> **Task instructions**:
- A) According to the AARC member profile, since what year has the person been an AARC member?
- B) Carry on the AARC member profile from its final line.

> **Reading text**:
╔══
Associate Administrator of Neuro, Trauma and Emergency Services
Charleston Area Medical Center
AARC member since 1973
Member of the AARC Board of Directors 1999-2004. Elected Vice President of External Affairs 2006, Elected Vice President of Internal Affairs 2006, Elected Secretary-Treasurer 2009. Chair of the Management Section (1700+members) 1992–1997 and 1999–2004. Chair of the Patient Safety and Professional Practice Committee. Multiple other committees.
PAC Representative 2005. President WVSRC 1991–1993. Vice President 1990. Board Member 1983–1989. Licensure Committee.
Chair of the West Virginia Board of Respiratory Care (licensing agency for WV, appointed by 3 different governors). 1993–2008 Secretary-Treasurer West Virginia Board of Respiratory Care. 1995 Clinical and Laboratory Standards Institute Subcommittee on Managing Medical Device Hazards and Recalls.
RRT, FAARC 1997. Marshall University M.Sc, Health Care Administration 1994. St. Joseph’s College B.S., Health Care Administration.
Managing Respiratory Care: Where Is the Science? Respir Care. 2008 July;53(7):903–907. Review. PMID: 18593492 [PubMed—indexed for MEDLINE] Promoting professionalism and reducing staff turnover in respiratory care. Respir Care. 2005 Aug;50(8):1029–30. No abstract available. PMID: 16225705 [PubMed—indexed for MEDLINE] Respiratory care in the computer age. Respir Care. 2004 Apr;49(4):361–4; discussion 364-6. Review. PMID: 15030609 [PubMed—indexed for MEDLINE].
What is your vision of the AARC in 2015?
╚══
[Document understanding data]
╔══
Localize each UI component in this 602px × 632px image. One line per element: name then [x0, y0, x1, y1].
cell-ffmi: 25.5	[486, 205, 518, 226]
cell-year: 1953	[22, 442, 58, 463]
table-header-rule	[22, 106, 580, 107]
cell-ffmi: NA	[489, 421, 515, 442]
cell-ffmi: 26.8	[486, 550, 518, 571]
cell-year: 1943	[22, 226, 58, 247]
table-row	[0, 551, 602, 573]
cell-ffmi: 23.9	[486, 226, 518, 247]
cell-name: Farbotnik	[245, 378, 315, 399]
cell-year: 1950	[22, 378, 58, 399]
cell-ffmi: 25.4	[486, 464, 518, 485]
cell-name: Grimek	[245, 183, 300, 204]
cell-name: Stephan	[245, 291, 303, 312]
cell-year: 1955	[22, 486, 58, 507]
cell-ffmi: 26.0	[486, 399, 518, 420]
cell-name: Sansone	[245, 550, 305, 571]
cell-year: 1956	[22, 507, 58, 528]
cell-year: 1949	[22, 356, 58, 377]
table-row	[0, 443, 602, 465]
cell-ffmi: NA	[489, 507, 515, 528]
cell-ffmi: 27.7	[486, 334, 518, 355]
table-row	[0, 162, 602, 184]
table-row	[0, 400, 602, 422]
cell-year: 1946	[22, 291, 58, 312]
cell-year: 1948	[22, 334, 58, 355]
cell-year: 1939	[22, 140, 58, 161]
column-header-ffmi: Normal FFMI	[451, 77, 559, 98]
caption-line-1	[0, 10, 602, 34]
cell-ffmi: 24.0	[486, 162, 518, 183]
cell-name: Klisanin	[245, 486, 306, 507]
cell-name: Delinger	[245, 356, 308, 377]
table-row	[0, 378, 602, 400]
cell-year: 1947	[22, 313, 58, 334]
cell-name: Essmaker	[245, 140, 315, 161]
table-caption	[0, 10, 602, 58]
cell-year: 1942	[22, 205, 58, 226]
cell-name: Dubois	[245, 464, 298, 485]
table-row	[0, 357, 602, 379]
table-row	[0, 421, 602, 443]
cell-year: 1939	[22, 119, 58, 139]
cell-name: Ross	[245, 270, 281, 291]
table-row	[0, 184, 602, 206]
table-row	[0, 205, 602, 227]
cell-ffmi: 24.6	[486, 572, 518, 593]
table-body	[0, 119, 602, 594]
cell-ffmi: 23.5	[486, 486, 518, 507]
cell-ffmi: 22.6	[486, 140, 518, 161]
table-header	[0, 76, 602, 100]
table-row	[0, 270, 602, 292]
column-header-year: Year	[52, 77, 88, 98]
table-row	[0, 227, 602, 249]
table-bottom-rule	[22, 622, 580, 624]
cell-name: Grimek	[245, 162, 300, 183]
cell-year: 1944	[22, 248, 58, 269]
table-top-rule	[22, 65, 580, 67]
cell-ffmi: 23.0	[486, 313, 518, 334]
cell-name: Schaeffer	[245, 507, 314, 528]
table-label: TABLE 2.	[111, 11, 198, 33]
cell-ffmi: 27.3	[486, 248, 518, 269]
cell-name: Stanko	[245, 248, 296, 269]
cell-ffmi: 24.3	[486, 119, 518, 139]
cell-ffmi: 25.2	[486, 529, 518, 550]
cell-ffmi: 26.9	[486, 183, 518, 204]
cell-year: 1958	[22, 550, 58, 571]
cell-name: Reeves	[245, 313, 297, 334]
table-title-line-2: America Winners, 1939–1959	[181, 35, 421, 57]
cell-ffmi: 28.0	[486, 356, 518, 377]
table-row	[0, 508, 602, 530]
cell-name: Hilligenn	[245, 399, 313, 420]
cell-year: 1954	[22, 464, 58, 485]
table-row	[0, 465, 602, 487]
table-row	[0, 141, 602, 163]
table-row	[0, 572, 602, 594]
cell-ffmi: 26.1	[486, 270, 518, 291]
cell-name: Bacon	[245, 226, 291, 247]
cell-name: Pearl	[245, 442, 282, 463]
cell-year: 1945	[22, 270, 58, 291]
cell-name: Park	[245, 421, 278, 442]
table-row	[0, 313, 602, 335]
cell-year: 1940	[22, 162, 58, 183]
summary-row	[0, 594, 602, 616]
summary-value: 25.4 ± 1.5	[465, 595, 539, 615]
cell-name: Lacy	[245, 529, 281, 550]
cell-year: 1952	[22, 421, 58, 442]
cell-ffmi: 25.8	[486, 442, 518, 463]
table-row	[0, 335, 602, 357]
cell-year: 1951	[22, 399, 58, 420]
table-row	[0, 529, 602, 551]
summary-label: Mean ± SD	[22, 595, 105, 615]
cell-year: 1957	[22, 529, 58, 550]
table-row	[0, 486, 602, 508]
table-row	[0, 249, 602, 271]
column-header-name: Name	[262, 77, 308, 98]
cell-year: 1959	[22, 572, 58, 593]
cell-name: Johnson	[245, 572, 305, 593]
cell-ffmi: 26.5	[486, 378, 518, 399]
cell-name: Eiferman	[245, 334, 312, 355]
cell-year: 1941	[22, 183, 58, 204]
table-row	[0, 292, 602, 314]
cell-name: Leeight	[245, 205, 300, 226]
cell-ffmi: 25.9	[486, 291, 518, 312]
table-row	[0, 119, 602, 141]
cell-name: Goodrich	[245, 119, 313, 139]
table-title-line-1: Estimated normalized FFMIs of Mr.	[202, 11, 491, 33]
╚══
> **Responses per task**:
- A) 1973

- B)
By 2015, national legislation will be in place that both recognizes the respiratory therapist by reimbursing for the care that is delivered and recognizing the respiratory therapist as a professional. At the same time the Centers for Medicaid and Medicare recognizes the respiratory therapist, the general public will have a better understanding of the contributions made by respiratory therapists in the delivery of health care. By 2015 we would hope that the education for respiratory therapists meets the demands and needs of the employers and is a competency-based education system. Respiratory therapists will be working in more areas for delivering care. Common will be the use of respiratory therapists as case managers and in physician offices. It will be common for the respiratory therapist to deliver professional services in the home such as patient assessments and professional services to patients in the home. In order to meet these accomplishments we need more respiratory therapists to be members of the AARC so the voice of this community can be heard.
What have you done in the last 5 years to promote the profession in your community?
In my community I have lead the Licensure Board for the last 13 years with a focus on protecting both the public and the profession. I have assisted in the development of legislation in West Virginia that enhances the practice of respiratory care and addresses resources for employers. I have continued to be an example for therapists in my hospital and my community. I have continued to be a resource to anyone who asks for assistance. I have continued to serve the AARC as an officer, and I have provided lectures and written material as requested.